Written task →
Reproduce every record below exactly as it appears.

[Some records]
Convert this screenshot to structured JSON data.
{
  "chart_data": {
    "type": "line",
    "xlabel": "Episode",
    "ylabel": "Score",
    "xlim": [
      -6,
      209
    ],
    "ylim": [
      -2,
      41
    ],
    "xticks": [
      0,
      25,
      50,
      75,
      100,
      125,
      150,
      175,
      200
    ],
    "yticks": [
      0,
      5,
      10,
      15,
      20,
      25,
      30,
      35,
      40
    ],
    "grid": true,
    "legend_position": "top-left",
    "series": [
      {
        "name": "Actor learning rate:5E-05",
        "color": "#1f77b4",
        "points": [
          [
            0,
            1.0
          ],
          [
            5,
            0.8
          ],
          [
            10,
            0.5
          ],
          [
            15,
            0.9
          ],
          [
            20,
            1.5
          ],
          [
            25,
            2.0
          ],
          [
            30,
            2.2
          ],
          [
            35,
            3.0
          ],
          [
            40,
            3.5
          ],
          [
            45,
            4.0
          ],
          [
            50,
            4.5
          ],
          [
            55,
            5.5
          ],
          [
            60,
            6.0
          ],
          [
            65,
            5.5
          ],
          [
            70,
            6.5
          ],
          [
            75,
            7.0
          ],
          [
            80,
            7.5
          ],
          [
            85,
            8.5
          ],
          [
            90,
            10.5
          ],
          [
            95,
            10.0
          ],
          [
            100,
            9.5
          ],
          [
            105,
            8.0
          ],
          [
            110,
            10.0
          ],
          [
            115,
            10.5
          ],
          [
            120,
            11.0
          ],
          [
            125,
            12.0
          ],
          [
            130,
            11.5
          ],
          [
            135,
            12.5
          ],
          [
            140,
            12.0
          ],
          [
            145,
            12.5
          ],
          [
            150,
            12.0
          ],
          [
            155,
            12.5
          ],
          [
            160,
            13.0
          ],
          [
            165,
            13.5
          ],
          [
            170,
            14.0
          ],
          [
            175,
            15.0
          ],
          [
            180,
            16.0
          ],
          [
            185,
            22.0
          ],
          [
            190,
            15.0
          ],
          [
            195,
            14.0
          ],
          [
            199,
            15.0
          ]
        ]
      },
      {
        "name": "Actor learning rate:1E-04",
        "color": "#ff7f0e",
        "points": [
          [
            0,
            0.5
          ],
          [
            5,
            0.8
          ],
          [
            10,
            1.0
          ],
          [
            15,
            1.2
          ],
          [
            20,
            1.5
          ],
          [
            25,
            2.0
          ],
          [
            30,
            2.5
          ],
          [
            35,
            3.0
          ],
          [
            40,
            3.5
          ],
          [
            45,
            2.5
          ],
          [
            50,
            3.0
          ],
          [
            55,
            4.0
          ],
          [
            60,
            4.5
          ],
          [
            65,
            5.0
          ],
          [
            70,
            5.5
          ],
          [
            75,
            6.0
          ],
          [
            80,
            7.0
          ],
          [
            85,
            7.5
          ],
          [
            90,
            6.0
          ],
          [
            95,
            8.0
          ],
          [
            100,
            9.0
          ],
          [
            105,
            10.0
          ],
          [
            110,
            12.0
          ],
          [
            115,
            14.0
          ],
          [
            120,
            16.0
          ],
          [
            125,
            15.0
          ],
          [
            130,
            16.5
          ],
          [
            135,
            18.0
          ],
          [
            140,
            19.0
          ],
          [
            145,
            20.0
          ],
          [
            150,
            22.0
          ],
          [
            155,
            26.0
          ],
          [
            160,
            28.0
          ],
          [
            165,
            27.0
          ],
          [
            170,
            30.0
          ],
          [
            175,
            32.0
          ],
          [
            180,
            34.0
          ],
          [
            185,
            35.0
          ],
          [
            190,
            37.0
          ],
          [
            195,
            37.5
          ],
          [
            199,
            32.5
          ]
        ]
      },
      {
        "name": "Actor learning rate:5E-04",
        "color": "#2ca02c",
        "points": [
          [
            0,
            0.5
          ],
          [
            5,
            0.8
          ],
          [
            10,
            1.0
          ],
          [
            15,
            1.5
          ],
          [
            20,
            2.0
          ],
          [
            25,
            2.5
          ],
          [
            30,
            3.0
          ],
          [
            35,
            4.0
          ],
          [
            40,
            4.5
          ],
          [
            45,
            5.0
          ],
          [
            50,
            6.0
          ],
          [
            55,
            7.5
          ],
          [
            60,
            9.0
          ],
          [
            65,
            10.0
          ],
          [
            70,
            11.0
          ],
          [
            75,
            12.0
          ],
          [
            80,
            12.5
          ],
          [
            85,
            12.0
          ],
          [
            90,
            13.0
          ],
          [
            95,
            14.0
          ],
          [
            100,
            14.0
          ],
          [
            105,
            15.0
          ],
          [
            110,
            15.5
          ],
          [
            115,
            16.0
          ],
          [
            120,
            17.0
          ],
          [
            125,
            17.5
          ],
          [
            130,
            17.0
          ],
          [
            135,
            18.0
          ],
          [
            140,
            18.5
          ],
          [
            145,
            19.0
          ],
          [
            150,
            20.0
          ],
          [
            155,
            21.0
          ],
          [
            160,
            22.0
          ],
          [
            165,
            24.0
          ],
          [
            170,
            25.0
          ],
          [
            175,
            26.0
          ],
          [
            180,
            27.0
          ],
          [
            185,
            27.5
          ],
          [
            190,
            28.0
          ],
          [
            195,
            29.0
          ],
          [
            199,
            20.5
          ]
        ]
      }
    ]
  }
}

Complete output →
Convert this screenshot to structured JSON data.
{
  "chart_data": {
    "type": "line",
    "xlabel": "Episode",
    "ylabel": "Score",
    "xlim": [
      -6,
      209
    ],
    "ylim": [
      -2,
      41
    ],
    "xticks": [
      0,
      25,
      50,
      75,
      100,
      125,
      150,
      175,
      200
    ],
    "yticks": [
      0,
      5,
      10,
      15,
      20,
      25,
      30,
      35,
      40
    ],
    "grid": true,
    "legend_position": "top-left",
    "series": [
      {
        "name": "Actor learning rate:5E-05",
        "color": "#1f77b4",
        "points": [
          [
            0,
            1.0
          ],
          [
            5,
            0.8
          ],
          [
            10,
            0.5
          ],
          [
            15,
            0.9
          ],
          [
            20,
            1.5
          ],
          [
            25,
            2.0
          ],
          [
            30,
            2.2
          ],
          [
            35,
            3.0
          ],
          [
            40,
            3.5
          ],
          [
            45,
            4.0
          ],
          [
            50,
            4.5
          ],
          [
            55,
            5.5
          ],
          [
            60,
            6.0
          ],
          [
            65,
            5.5
          ],
          [
            70,
            6.5
          ],
          [
            75,
            7.0
          ],
          [
            80,
            7.5
          ],
          [
            85,
            8.5
          ],
          [
            90,
            10.5
          ],
          [
            95,
            10.0
          ],
          [
            100,
            9.5
          ],
          [
            105,
            8.0
          ],
          [
            110,
            10.0
          ],
          [
            115,
            10.5
          ],
          [
            120,
            11.0
          ],
          [
            125,
            12.0
          ],
          [
            130,
            11.5
          ],
          [
            135,
            12.5
          ],
          [
            140,
            12.0
          ],
          [
            145,
            12.5
          ],
          [
            150,
            12.0
          ],
          [
            155,
            12.5
          ],
          [
            160,
            13.0
          ],
          [
            165,
            13.5
          ],
          [
            170,
            14.0
          ],
          [
            175,
            15.0
          ],
          [
            180,
            16.0
          ],
          [
            185,
            22.0
          ],
          [
            190,
            15.0
          ],
          [
            195,
            14.0
          ],
          [
            199,
            15.0
          ]
        ]
      },
      {
        "name": "Actor learning rate:1E-04",
        "color": "#ff7f0e",
        "points": [
          [
            0,
            0.5
          ],
          [
            5,
            0.8
          ],
          [
            10,
            1.0
          ],
          [
            15,
            1.2
          ],
          [
            20,
            1.5
          ],
          [
            25,
            2.0
          ],
          [
            30,
            2.5
          ],
          [
            35,
            3.0
          ],
          [
            40,
            3.5
          ],
          [
            45,
            2.5
          ],
          [
            50,
            3.0
          ],
          [
            55,
            4.0
          ],
          [
            60,
            4.5
          ],
          [
            65,
            5.0
          ],
          [
            70,
            5.5
          ],
          [
            75,
            6.0
          ],
          [
            80,
            7.0
          ],
          [
            85,
            7.5
          ],
          [
            90,
            6.0
          ],
          [
            95,
            8.0
          ],
          [
            100,
            9.0
          ],
          [
            105,
            10.0
          ],
          [
            110,
            12.0
          ],
          [
            115,
            14.0
          ],
          [
            120,
            16.0
          ],
          [
            125,
            15.0
          ],
          [
            130,
            16.5
          ],
          [
            135,
            18.0
          ],
          [
            140,
            19.0
          ],
          [
            145,
            20.0
          ],
          [
            150,
            22.0
          ],
          [
            155,
            26.0
          ],
          [
            160,
            28.0
          ],
          [
            165,
            27.0
          ],
          [
            170,
            30.0
          ],
          [
            175,
            32.0
          ],
          [
            180,
            34.0
          ],
          [
            185,
            35.0
          ],
          [
            190,
            37.0
          ],
          [
            195,
            37.5
          ],
          [
            199,
            32.5
          ]
        ]
      },
      {
        "name": "Actor learning rate:5E-04",
        "color": "#2ca02c",
        "points": [
          [
            0,
            0.5
          ],
          [
            5,
            0.8
          ],
          [
            10,
            1.0
          ],
          [
            15,
            1.5
          ],
          [
            20,
            2.0
          ],
          [
            25,
            2.5
          ],
          [
            30,
            3.0
          ],
          [
            35,
            4.0
          ],
          [
            40,
            4.5
          ],
          [
            45,
            5.0
          ],
          [
            50,
            6.0
          ],
          [
            55,
            7.5
          ],
          [
            60,
            9.0
          ],
          [
            65,
            10.0
          ],
          [
            70,
            11.0
          ],
          [
            75,
            12.0
          ],
          [
            80,
            12.5
          ],
          [
            85,
            12.0
          ],
          [
            90,
            13.0
          ],
          [
            95,
            14.0
          ],
          [
            100,
            14.0
          ],
          [
            105,
            15.0
          ],
          [
            110,
            15.5
          ],
          [
            115,
            16.0
          ],
          [
            120,
            17.0
          ],
          [
            125,
            17.5
          ],
          [
            130,
            17.0
          ],
          [
            135,
            18.0
          ],
          [
            140,
            18.5
          ],
          [
            145,
            19.0
          ],
          [
            150,
            20.0
          ],
          [
            155,
            21.0
          ],
          [
            160,
            22.0
          ],
          [
            165,
            24.0
          ],
          [
            170,
            25.0
          ],
          [
            175,
            26.0
          ],
          [
            180,
            27.0
          ],
          [
            185,
            27.5
          ],
          [
            190,
            28.0
          ],
          [
            195,
            29.0
          ],
          [
            199,
            20.5
          ]
        ]
      }
    ]
  }
}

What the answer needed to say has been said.